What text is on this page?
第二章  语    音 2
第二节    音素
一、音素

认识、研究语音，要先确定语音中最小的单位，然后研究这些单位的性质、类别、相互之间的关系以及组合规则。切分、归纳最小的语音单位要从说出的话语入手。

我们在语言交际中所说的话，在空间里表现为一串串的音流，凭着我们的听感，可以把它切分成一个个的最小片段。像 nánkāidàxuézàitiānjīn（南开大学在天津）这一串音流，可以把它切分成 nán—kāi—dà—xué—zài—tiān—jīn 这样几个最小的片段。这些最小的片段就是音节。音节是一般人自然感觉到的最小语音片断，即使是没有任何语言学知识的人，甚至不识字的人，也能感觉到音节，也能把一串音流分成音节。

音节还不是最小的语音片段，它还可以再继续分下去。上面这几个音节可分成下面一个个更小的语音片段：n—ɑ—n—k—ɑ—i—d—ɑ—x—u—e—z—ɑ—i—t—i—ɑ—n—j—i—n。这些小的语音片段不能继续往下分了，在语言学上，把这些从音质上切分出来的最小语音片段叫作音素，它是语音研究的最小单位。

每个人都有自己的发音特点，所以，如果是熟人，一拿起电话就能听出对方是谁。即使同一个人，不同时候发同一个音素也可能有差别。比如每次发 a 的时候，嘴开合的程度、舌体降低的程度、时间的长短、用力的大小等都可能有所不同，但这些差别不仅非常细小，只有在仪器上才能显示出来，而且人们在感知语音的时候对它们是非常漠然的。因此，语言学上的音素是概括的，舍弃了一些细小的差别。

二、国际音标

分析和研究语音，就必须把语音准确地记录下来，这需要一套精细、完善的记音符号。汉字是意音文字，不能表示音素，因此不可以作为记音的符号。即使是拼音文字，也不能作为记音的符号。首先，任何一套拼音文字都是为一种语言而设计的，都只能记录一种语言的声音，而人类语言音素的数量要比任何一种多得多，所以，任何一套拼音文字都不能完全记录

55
============
TASK INSTRUCTIONS:
Extract each line of the material exactly as it stands.

TASK ANSWER:
What text is on this page?
第二章  语    音 2
第二节    音素
一、音素

认识、研究语音，要先确定语音中最小的单位，然后研究这些单位的性质、类别、相互之间的关系以及组合规则。切分、归纳最小的语音单位要从说出的话语入手。

我们在语言交际中所说的话，在空间里表现为一串串的音流，凭着我们的听感，可以把它切分成一个个的最小片段。像 nánkāidàxuézàitiānjīn（南开大学在天津）这一串音流，可以把它切分成 nán—kāi—dà—xué—zài—tiān—jīn 这样几个最小的片段。这些最小的片段就是音节。音节是一般人自然感觉到的最小语音片断，即使是没有任何语言学知识的人，甚至不识字的人，也能感觉到音节，也能把一串音流分成音节。

音节还不是最小的语音片段，它还可以再继续分下去。上面这几个音节可分成下面一个个更小的语音片段：n—ɑ—n—k—ɑ—i—d—ɑ—x—u—e—z—ɑ—i—t—i—ɑ—n—j—i—n。这些小的语音片段不能继续往下分了，在语言学上，把这些从音质上切分出来的最小语音片段叫作音素，它是语音研究的最小单位。

每个人都有自己的发音特点，所以，如果是熟人，一拿起电话就能听出对方是谁。即使同一个人，不同时候发同一个音素也可能有差别。比如每次发 a 的时候，嘴开合的程度、舌体降低的程度、时间的长短、用力的大小等都可能有所不同，但这些差别不仅非常细小，只有在仪器上才能显示出来，而且人们在感知语音的时候对它们是非常漠然的。因此，语言学上的音素是概括的，舍弃了一些细小的差别。

二、国际音标

分析和研究语音，就必须把语音准确地记录下来，这需要一套精细、完善的记音符号。汉字是意音文字，不能表示音素，因此不可以作为记音的符号。即使是拼音文字，也不能作为记音的符号。首先，任何一套拼音文字都是为一种语言而设计的，都只能记录一种语言的声音，而人类语言音素的数量要比任何一种多得多，所以，任何一套拼音文字都不能完全记录

55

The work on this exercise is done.